Direction
Check each line of the entries below for the string "label"; copy every line where it appears.

Task material
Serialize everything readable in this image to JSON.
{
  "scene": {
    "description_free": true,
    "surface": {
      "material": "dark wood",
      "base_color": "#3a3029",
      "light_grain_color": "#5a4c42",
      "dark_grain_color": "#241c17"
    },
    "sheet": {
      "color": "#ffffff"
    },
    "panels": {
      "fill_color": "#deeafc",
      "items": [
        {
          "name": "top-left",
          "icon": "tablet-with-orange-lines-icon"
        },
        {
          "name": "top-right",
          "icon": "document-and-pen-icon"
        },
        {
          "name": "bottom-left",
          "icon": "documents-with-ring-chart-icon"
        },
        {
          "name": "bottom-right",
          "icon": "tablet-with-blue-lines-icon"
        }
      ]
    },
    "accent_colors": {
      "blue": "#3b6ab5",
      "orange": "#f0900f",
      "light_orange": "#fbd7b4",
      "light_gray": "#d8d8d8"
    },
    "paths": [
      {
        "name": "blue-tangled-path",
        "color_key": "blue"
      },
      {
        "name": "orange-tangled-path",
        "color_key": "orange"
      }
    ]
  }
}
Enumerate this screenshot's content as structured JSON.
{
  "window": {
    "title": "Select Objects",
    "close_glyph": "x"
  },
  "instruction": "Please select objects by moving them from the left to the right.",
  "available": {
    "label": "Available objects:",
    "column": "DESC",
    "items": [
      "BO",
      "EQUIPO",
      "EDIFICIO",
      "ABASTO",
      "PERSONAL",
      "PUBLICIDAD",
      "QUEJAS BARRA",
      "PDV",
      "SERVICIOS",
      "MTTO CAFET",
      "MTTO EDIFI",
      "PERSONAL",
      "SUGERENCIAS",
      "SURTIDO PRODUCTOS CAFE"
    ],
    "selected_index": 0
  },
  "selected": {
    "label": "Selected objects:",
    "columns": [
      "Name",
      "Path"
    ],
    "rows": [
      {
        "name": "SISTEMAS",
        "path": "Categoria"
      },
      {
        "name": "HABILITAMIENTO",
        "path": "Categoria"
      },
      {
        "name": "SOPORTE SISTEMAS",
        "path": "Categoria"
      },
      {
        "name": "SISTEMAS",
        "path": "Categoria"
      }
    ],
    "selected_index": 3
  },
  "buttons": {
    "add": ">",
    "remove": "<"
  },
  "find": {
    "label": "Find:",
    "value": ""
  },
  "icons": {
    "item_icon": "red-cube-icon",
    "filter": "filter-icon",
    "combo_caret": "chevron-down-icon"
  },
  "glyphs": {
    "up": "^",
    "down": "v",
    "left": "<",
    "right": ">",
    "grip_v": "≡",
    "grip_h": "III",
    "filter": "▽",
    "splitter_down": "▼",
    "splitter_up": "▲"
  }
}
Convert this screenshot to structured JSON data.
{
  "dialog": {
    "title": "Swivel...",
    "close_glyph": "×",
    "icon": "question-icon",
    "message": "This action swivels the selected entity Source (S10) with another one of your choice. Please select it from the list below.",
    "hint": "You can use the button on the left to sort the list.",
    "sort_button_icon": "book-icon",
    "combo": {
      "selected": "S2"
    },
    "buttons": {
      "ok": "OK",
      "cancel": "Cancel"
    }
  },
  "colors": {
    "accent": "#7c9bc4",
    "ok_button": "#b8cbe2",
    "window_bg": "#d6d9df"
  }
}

Exercise response
    "label": "Available objects:",
    "label": "Selected objects:",
    "label": "Find:",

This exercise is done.